◆ Data listing
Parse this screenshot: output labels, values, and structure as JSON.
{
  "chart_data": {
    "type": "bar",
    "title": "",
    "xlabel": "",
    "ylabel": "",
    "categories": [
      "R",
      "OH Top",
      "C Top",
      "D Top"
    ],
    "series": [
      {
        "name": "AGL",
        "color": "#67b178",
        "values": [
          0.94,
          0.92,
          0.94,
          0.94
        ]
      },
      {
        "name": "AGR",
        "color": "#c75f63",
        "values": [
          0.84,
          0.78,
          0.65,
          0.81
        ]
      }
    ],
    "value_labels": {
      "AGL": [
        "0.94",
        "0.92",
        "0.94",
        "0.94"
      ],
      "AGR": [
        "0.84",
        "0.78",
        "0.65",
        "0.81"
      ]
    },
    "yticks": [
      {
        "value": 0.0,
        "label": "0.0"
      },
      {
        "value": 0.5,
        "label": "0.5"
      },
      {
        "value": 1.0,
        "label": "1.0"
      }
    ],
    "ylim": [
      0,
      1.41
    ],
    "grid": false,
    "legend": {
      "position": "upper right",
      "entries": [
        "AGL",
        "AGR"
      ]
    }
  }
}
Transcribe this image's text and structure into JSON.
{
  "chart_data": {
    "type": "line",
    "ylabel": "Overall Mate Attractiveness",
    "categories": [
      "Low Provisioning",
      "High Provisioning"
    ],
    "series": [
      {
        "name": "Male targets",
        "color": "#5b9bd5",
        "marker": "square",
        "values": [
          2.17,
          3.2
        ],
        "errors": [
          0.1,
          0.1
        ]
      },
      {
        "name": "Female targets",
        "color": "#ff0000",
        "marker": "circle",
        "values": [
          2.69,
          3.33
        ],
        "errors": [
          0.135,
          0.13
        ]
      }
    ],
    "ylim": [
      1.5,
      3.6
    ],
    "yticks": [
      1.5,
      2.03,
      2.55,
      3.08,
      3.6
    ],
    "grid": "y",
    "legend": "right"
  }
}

---

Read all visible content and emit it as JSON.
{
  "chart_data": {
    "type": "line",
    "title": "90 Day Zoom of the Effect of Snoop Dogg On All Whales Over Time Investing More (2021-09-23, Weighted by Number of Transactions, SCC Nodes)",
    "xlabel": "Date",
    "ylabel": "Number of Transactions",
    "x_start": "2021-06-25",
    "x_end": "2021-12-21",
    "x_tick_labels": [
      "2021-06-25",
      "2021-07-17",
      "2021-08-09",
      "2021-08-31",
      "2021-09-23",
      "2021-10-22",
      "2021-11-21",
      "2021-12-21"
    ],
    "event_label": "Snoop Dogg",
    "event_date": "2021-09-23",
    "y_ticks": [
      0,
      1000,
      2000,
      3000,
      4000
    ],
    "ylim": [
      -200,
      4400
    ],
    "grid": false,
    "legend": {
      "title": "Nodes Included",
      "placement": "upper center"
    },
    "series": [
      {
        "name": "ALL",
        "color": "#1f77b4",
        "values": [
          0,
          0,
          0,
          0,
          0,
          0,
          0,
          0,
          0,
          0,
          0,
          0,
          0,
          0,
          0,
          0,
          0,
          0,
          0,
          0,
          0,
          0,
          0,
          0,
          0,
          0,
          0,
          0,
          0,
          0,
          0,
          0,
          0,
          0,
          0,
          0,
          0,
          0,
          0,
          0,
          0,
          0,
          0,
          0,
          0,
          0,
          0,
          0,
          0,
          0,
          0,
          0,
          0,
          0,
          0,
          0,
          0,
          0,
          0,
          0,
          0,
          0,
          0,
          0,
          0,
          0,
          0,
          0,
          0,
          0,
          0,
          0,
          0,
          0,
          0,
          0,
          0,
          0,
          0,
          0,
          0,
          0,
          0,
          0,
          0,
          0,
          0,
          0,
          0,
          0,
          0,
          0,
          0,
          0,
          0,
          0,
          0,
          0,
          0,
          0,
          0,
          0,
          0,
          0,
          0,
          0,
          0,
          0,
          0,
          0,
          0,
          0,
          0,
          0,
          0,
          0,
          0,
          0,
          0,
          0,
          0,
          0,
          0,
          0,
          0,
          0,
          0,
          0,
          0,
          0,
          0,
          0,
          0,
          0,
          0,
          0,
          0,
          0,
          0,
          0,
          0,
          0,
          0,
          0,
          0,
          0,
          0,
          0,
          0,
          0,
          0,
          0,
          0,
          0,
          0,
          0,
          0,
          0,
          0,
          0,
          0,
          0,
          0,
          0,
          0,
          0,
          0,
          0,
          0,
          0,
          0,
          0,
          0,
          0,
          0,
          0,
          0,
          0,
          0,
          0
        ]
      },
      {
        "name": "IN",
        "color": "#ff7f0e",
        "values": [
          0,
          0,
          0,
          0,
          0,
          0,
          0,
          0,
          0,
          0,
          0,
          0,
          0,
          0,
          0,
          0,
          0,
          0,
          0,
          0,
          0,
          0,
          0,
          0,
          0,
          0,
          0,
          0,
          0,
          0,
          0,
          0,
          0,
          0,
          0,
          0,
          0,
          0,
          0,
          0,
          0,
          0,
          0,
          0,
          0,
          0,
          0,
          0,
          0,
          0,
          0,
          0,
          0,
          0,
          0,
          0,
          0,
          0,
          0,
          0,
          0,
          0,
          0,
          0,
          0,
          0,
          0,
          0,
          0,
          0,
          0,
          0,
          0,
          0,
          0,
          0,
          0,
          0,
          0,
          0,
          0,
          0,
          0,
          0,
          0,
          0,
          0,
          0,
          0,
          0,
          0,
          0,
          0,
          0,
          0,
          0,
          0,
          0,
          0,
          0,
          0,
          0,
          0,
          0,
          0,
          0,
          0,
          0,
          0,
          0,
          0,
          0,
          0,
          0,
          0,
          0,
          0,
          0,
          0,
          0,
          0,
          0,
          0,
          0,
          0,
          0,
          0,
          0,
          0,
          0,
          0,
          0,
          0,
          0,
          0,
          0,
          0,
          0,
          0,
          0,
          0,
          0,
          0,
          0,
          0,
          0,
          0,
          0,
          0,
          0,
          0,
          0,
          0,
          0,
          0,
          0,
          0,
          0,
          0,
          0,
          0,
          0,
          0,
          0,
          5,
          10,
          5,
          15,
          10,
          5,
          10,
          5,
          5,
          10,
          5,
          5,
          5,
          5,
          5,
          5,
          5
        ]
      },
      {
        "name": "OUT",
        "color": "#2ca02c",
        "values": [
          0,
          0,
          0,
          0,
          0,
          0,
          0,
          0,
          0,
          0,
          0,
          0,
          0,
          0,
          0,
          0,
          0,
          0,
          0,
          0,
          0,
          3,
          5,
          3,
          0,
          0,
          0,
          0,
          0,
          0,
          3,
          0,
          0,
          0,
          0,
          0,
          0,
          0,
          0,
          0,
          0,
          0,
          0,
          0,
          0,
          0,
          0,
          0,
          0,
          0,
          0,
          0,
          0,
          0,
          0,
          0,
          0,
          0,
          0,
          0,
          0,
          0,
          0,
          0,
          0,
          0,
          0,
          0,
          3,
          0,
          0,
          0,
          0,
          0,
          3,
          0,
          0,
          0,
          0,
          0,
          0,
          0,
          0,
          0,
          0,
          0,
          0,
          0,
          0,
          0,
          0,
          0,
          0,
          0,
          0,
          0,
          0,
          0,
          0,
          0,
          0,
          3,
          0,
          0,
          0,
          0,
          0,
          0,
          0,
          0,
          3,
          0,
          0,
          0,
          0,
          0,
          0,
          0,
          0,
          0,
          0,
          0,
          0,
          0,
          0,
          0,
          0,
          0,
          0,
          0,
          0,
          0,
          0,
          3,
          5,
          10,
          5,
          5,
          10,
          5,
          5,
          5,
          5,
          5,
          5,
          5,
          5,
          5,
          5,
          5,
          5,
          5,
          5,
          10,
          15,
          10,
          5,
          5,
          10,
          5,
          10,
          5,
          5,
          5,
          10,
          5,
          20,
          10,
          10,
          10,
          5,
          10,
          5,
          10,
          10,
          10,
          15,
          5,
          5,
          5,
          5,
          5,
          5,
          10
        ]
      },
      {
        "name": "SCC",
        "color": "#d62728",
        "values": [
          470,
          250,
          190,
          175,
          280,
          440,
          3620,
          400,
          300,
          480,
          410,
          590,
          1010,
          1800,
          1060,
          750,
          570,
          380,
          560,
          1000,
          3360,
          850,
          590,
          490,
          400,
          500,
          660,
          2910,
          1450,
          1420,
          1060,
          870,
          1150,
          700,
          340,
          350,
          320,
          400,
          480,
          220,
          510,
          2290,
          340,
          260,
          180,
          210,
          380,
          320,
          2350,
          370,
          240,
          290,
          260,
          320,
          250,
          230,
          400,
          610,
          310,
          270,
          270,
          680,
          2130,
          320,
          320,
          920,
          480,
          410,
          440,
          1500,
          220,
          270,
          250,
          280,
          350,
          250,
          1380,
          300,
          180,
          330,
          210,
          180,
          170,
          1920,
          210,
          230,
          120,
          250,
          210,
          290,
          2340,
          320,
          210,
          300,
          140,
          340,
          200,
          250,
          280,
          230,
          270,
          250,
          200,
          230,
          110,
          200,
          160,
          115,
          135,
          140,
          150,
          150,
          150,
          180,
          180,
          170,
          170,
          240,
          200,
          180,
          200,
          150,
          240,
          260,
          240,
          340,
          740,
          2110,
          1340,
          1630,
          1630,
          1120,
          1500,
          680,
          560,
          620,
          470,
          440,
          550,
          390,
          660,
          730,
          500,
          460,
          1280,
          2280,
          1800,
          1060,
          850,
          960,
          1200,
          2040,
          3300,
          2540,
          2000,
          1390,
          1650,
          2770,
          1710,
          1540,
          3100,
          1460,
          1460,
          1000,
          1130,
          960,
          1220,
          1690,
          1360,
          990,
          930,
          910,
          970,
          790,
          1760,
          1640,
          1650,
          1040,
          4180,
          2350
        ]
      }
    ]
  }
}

--

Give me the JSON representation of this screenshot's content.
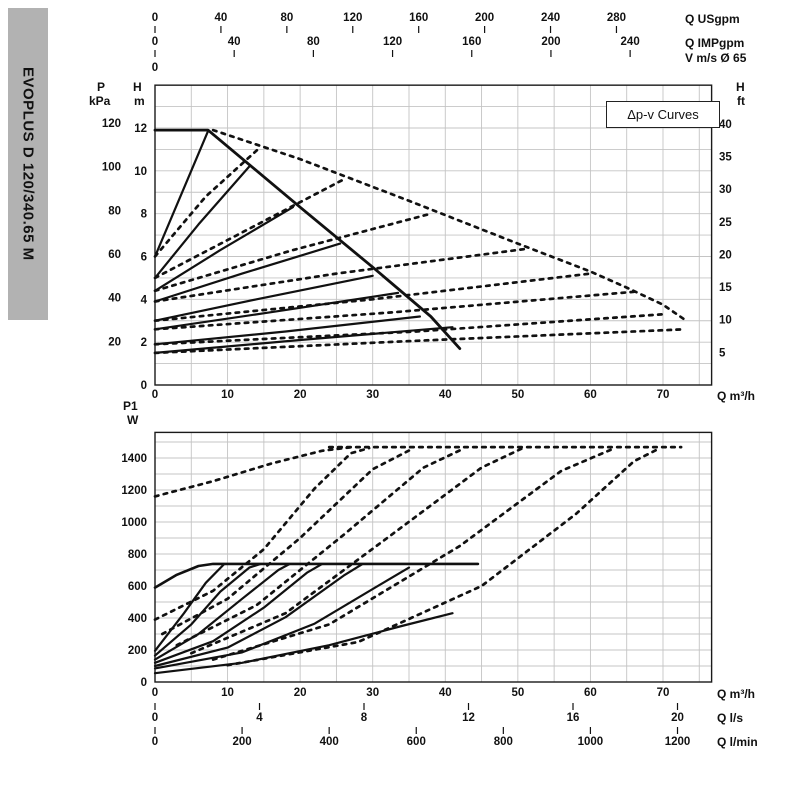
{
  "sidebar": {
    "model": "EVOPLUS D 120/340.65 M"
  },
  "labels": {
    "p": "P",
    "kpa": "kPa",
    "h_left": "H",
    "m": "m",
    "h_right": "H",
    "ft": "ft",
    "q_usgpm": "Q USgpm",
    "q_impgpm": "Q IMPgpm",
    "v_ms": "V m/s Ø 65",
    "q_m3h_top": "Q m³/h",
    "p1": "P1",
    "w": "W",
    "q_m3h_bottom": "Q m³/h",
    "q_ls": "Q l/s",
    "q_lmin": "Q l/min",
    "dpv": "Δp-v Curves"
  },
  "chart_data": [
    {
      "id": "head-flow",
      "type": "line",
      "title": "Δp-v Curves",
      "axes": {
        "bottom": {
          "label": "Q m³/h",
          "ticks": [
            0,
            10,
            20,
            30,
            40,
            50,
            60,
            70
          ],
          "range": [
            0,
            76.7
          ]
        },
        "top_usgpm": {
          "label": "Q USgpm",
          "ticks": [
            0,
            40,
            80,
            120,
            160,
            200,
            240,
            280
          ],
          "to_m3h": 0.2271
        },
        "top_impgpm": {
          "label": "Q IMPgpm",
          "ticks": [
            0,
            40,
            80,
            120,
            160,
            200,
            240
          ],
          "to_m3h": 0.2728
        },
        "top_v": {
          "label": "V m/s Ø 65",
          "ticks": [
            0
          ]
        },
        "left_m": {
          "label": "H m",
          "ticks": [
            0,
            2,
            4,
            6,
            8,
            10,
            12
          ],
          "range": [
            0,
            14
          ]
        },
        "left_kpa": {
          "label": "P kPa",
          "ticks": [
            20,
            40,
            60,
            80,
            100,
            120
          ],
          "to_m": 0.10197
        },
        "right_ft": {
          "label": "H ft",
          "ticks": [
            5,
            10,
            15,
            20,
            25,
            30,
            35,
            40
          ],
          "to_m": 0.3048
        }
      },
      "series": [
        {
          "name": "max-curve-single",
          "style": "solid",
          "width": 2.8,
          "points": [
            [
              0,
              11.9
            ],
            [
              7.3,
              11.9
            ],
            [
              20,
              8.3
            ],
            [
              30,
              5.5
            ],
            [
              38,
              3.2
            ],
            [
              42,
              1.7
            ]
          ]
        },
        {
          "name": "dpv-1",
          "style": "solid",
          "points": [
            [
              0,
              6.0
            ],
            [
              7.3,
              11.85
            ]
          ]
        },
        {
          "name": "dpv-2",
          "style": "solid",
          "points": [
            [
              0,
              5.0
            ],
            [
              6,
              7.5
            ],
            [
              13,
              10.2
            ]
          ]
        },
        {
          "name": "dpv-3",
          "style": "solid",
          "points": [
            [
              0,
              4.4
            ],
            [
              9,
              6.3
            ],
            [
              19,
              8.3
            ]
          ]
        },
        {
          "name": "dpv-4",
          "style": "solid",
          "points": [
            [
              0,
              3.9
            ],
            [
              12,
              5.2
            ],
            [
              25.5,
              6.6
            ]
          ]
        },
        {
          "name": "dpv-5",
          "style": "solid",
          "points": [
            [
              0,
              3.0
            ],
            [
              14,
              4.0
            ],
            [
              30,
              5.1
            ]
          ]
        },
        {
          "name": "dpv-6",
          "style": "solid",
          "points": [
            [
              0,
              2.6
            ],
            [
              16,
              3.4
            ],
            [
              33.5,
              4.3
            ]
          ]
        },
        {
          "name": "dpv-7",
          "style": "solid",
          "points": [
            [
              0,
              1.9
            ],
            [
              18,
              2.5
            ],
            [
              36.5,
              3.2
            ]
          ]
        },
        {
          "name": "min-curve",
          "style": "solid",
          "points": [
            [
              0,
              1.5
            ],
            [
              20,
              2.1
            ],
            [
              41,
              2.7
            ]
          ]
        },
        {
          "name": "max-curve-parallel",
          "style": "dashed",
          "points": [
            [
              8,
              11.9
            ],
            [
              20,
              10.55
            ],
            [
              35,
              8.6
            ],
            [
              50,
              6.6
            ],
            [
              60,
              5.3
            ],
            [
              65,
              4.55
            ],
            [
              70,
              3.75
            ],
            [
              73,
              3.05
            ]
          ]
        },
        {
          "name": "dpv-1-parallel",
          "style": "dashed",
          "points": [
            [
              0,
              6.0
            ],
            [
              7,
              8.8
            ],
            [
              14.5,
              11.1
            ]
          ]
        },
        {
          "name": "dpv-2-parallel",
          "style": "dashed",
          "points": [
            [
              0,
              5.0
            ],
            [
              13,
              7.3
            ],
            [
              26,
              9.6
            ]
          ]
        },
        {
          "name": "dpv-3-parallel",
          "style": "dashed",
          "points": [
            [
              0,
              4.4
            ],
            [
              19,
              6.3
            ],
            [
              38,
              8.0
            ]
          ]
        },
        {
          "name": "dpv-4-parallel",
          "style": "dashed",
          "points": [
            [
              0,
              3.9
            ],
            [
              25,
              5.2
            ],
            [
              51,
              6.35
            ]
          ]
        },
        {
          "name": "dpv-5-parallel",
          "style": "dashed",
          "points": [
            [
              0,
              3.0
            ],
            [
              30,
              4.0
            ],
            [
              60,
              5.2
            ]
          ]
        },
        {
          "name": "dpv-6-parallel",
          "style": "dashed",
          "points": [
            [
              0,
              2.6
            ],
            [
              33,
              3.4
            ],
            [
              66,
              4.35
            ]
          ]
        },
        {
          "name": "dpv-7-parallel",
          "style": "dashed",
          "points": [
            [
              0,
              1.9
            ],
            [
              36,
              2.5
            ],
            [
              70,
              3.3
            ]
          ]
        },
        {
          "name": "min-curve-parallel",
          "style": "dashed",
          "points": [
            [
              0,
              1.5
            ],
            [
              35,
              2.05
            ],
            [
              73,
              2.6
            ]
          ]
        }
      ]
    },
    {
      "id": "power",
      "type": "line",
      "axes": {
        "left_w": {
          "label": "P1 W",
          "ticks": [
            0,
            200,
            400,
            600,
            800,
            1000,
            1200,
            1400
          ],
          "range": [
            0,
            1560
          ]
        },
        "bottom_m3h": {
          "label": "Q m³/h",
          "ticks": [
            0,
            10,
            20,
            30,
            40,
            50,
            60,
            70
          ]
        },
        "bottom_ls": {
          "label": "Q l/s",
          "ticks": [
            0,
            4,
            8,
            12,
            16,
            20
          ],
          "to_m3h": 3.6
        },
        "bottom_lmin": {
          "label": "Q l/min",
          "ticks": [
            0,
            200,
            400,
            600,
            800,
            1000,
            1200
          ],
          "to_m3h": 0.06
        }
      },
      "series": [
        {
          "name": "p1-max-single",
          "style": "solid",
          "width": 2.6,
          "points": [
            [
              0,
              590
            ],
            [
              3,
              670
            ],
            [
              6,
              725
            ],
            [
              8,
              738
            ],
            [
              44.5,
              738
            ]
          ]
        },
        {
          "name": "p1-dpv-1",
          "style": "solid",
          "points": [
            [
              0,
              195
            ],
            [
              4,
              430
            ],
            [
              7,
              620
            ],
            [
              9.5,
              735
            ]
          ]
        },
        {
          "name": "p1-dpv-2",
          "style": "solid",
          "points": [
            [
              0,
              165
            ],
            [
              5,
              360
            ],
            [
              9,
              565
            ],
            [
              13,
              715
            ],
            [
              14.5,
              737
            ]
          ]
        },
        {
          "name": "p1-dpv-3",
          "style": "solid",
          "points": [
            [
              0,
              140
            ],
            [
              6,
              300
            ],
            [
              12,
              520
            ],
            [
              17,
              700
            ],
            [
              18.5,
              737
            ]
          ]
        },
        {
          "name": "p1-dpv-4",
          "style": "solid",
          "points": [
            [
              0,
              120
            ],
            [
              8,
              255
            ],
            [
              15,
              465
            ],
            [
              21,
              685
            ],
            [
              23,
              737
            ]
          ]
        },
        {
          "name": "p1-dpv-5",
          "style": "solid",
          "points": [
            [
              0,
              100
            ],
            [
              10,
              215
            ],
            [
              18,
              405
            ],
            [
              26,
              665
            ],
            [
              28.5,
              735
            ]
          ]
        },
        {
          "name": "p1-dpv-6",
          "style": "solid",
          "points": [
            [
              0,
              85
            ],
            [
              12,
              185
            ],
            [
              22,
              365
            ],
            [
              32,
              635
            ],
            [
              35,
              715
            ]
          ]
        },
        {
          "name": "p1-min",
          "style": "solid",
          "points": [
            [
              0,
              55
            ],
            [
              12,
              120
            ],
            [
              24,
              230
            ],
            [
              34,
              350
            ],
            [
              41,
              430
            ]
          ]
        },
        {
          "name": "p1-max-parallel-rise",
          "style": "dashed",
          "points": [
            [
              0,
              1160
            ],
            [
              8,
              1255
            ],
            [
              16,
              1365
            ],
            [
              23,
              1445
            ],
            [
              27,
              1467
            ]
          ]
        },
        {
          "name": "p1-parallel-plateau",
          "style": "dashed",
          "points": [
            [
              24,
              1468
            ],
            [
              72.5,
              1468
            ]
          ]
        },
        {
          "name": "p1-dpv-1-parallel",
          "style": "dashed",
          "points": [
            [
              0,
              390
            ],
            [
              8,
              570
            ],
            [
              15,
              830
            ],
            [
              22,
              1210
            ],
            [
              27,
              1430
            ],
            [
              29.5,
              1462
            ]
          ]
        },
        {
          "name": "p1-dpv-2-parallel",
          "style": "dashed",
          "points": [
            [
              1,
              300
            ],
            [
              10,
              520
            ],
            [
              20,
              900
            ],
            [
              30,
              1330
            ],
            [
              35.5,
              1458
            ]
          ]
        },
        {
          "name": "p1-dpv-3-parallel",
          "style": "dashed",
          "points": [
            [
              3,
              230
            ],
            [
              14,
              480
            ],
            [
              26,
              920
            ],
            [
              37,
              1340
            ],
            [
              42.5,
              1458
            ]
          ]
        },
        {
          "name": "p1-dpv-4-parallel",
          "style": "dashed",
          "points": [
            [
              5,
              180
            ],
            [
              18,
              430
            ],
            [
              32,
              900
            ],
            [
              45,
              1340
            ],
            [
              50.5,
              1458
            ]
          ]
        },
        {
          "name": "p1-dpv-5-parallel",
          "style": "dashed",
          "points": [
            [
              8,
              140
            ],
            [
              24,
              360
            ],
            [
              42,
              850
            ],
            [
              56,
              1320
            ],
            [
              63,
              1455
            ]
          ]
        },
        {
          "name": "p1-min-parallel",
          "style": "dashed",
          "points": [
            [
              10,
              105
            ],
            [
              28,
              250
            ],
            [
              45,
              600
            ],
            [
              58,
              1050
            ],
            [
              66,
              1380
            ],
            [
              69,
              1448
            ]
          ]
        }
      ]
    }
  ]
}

◆ Problem to work on
Say how many lines contain "structure", and give nothing but that number.

◆ The output
2